**TASK INSTRUCTIONS:** Omit the pictures, then reproduce every remaining record exactly.
>> BEGIN DATA RECORDS
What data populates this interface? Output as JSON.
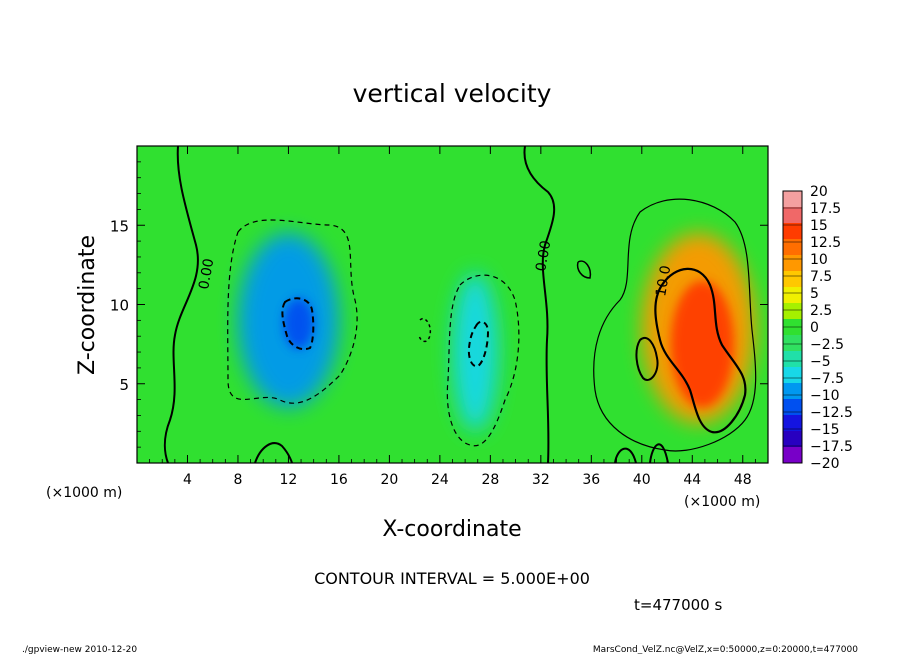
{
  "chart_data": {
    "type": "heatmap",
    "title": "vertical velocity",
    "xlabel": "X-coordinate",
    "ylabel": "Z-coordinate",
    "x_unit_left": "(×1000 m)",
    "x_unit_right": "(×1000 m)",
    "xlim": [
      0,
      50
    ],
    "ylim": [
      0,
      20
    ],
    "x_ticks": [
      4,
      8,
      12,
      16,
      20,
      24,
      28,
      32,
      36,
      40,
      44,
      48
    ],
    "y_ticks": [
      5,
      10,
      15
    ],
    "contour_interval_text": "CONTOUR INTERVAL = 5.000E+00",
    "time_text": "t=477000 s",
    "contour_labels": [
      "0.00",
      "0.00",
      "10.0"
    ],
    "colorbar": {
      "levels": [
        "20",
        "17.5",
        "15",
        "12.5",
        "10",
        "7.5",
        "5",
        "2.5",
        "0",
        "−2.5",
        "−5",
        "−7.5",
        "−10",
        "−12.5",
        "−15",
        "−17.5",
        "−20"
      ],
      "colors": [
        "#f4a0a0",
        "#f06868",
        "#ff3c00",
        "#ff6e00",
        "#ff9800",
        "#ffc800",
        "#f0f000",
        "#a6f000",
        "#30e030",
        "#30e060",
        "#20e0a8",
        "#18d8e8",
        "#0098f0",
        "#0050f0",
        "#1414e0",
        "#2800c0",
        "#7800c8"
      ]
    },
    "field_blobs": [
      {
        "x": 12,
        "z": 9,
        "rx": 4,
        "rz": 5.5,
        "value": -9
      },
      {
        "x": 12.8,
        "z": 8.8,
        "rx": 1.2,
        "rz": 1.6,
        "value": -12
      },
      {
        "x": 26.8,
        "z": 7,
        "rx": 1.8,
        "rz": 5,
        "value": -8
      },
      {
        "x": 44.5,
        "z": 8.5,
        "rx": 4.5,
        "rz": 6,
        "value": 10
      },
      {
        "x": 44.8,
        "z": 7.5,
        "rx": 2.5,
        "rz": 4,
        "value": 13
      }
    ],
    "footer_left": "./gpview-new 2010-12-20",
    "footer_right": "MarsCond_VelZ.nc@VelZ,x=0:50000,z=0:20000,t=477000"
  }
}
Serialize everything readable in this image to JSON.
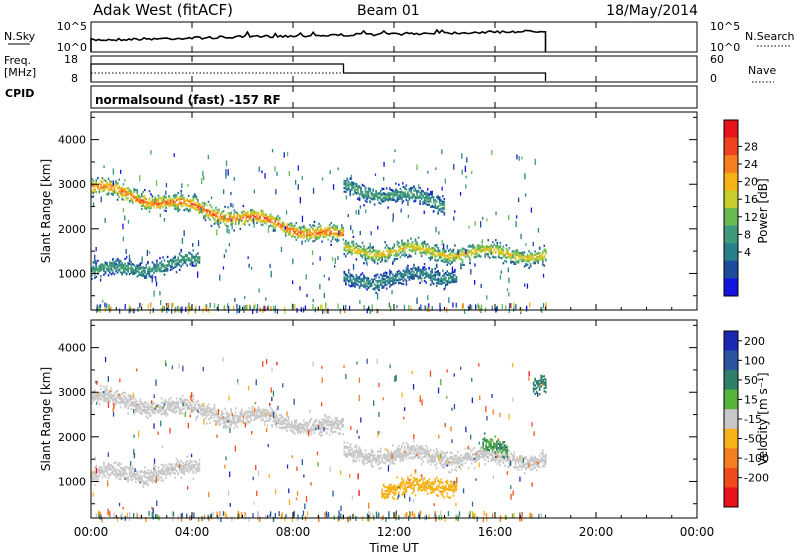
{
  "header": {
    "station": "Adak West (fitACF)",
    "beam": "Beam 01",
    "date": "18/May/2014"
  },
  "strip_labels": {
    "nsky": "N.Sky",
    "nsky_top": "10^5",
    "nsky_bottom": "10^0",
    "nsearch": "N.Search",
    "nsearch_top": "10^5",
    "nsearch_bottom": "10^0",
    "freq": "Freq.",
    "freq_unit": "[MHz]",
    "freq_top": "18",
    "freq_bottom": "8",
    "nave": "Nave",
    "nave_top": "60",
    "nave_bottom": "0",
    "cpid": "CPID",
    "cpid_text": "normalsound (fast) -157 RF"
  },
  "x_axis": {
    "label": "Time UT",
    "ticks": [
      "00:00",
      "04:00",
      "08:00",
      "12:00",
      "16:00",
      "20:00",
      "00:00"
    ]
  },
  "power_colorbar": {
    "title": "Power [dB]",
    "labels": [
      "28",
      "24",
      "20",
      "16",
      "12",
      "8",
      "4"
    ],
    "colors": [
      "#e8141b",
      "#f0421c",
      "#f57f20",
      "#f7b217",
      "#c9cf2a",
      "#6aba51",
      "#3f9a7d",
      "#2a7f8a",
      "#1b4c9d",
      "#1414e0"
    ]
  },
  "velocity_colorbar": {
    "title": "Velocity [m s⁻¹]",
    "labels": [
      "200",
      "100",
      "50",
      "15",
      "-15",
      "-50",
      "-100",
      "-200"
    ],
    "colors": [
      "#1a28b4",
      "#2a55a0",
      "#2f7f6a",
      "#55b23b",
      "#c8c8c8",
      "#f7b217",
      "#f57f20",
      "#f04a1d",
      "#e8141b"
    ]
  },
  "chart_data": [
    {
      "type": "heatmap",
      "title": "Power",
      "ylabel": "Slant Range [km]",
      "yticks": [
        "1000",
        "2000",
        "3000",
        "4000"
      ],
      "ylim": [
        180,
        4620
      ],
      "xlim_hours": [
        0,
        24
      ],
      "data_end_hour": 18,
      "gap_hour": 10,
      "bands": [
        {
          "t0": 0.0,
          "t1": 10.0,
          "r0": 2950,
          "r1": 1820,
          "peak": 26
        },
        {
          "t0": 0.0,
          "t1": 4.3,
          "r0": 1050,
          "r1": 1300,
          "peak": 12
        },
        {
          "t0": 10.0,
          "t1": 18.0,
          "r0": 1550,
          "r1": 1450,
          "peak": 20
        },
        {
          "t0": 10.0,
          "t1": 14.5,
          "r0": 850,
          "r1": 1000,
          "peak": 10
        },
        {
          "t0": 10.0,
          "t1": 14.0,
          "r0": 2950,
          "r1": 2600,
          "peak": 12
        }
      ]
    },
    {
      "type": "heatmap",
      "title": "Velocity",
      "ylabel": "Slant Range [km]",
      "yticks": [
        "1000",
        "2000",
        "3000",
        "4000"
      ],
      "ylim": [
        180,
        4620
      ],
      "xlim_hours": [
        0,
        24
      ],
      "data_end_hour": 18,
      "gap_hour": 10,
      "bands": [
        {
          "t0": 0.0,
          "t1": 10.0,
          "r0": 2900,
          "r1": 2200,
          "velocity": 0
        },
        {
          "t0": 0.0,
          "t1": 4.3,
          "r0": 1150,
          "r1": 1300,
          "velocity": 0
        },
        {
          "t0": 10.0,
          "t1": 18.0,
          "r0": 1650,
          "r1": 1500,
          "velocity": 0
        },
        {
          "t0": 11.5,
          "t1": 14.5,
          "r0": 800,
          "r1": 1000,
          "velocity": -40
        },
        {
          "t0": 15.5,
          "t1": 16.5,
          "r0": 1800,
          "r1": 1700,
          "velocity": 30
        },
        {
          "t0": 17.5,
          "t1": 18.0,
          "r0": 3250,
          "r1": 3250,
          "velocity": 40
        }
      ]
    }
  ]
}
>> END DATA RECORDS
**ANSWER:**
What data populates this interface? Output as JSON.
{
  "chart_data": {
    "type": "heatmap",
    "title": "vertical velocity",
    "xlabel": "X-coordinate",
    "ylabel": "Z-coordinate",
    "x_unit_left": "(×1000 m)",
    "x_unit_right": "(×1000 m)",
    "xlim": [
      0,
      50
    ],
    "ylim": [
      0,
      20
    ],
    "x_ticks": [
      4,
      8,
      12,
      16,
      20,
      24,
      28,
      32,
      36,
      40,
      44,
      48
    ],
    "y_ticks": [
      5,
      10,
      15
    ],
    "contour_interval_text": "CONTOUR INTERVAL = 5.000E+00",
    "time_text": "t=477000 s",
    "contour_labels": [
      "0.00",
      "0.00",
      "10.0"
    ],
    "colorbar": {
      "levels": [
        "20",
        "17.5",
        "15",
        "12.5",
        "10",
        "7.5",
        "5",
        "2.5",
        "0",
        "−2.5",
        "−5",
        "−7.5",
        "−10",
        "−12.5",
        "−15",
        "−17.5",
        "−20"
      ],
      "colors": [
        "#f4a0a0",
        "#f06868",
        "#ff3c00",
        "#ff6e00",
        "#ff9800",
        "#ffc800",
        "#f0f000",
        "#a6f000",
        "#30e030",
        "#30e060",
        "#20e0a8",
        "#18d8e8",
        "#0098f0",
        "#0050f0",
        "#1414e0",
        "#2800c0",
        "#7800c8"
      ]
    },
    "field_blobs": [
      {
        "x": 12,
        "z": 9,
        "rx": 4,
        "rz": 5.5,
        "value": -9
      },
      {
        "x": 12.8,
        "z": 8.8,
        "rx": 1.2,
        "rz": 1.6,
        "value": -12
      },
      {
        "x": 26.8,
        "z": 7,
        "rx": 1.8,
        "rz": 5,
        "value": -8
      },
      {
        "x": 44.5,
        "z": 8.5,
        "rx": 4.5,
        "rz": 6,
        "value": 10
      },
      {
        "x": 44.8,
        "z": 7.5,
        "rx": 2.5,
        "rz": 4,
        "value": 13
      }
    ],
    "footer_left": "./gpview-new 2010-12-20",
    "footer_right": "MarsCond_VelZ.nc@VelZ,x=0:50000,z=0:20000,t=477000"
  }
}
Serialize everything readable in this image to JSON.
{
  "header": {
    "station": "Adak West (fitACF)",
    "beam": "Beam 01",
    "date": "18/May/2014"
  },
  "strip_labels": {
    "nsky": "N.Sky",
    "nsky_top": "10^5",
    "nsky_bottom": "10^0",
    "nsearch": "N.Search",
    "nsearch_top": "10^5",
    "nsearch_bottom": "10^0",
    "freq": "Freq.",
    "freq_unit": "[MHz]",
    "freq_top": "18",
    "freq_bottom": "8",
    "nave": "Nave",
    "nave_top": "60",
    "nave_bottom": "0",
    "cpid": "CPID",
    "cpid_text": "normalsound (fast) -157 RF"
  },
  "x_axis": {
    "label": "Time UT",
    "ticks": [
      "00:00",
      "04:00",
      "08:00",
      "12:00",
      "16:00",
      "20:00",
      "00:00"
    ]
  },
  "power_colorbar": {
    "title": "Power [dB]",
    "labels": [
      "28",
      "24",
      "20",
      "16",
      "12",
      "8",
      "4"
    ],
    "colors": [
      "#e8141b",
      "#f0421c",
      "#f57f20",
      "#f7b217",
      "#c9cf2a",
      "#6aba51",
      "#3f9a7d",
      "#2a7f8a",
      "#1b4c9d",
      "#1414e0"
    ]
  },
  "velocity_colorbar": {
    "title": "Velocity [m s⁻¹]",
    "labels": [
      "200",
      "100",
      "50",
      "15",
      "-15",
      "-50",
      "-100",
      "-200"
    ],
    "colors": [
      "#1a28b4",
      "#2a55a0",
      "#2f7f6a",
      "#55b23b",
      "#c8c8c8",
      "#f7b217",
      "#f57f20",
      "#f04a1d",
      "#e8141b"
    ]
  },
  "chart_data": [
    {
      "type": "heatmap",
      "title": "Power",
      "ylabel": "Slant Range [km]",
      "yticks": [
        "1000",
        "2000",
        "3000",
        "4000"
      ],
      "ylim": [
        180,
        4620
      ],
      "xlim_hours": [
        0,
        24
      ],
      "data_end_hour": 18,
      "gap_hour": 10,
      "bands": [
        {
          "t0": 0.0,
          "t1": 10.0,
          "r0": 2950,
          "r1": 1820,
          "peak": 26
        },
        {
          "t0": 0.0,
          "t1": 4.3,
          "r0": 1050,
          "r1": 1300,
          "peak": 12
        },
        {
          "t0": 10.0,
          "t1": 18.0,
          "r0": 1550,
          "r1": 1450,
          "peak": 20
        },
        {
          "t0": 10.0,
          "t1": 14.5,
          "r0": 850,
          "r1": 1000,
          "peak": 10
        },
        {
          "t0": 10.0,
          "t1": 14.0,
          "r0": 2950,
          "r1": 2600,
          "peak": 12
        }
      ]
    },
    {
      "type": "heatmap",
      "title": "Velocity",
      "ylabel": "Slant Range [km]",
      "yticks": [
        "1000",
        "2000",
        "3000",
        "4000"
      ],
      "ylim": [
        180,
        4620
      ],
      "xlim_hours": [
        0,
        24
      ],
      "data_end_hour": 18,
      "gap_hour": 10,
      "bands": [
        {
          "t0": 0.0,
          "t1": 10.0,
          "r0": 2900,
          "r1": 2200,
          "velocity": 0
        },
        {
          "t0": 0.0,
          "t1": 4.3,
          "r0": 1150,
          "r1": 1300,
          "velocity": 0
        },
        {
          "t0": 10.0,
          "t1": 18.0,
          "r0": 1650,
          "r1": 1500,
          "velocity": 0
        },
        {
          "t0": 11.5,
          "t1": 14.5,
          "r0": 800,
          "r1": 1000,
          "velocity": -40
        },
        {
          "t0": 15.5,
          "t1": 16.5,
          "r0": 1800,
          "r1": 1700,
          "velocity": 30
        },
        {
          "t0": 17.5,
          "t1": 18.0,
          "r0": 3250,
          "r1": 3250,
          "velocity": 40
        }
      ]
    }
  ]
}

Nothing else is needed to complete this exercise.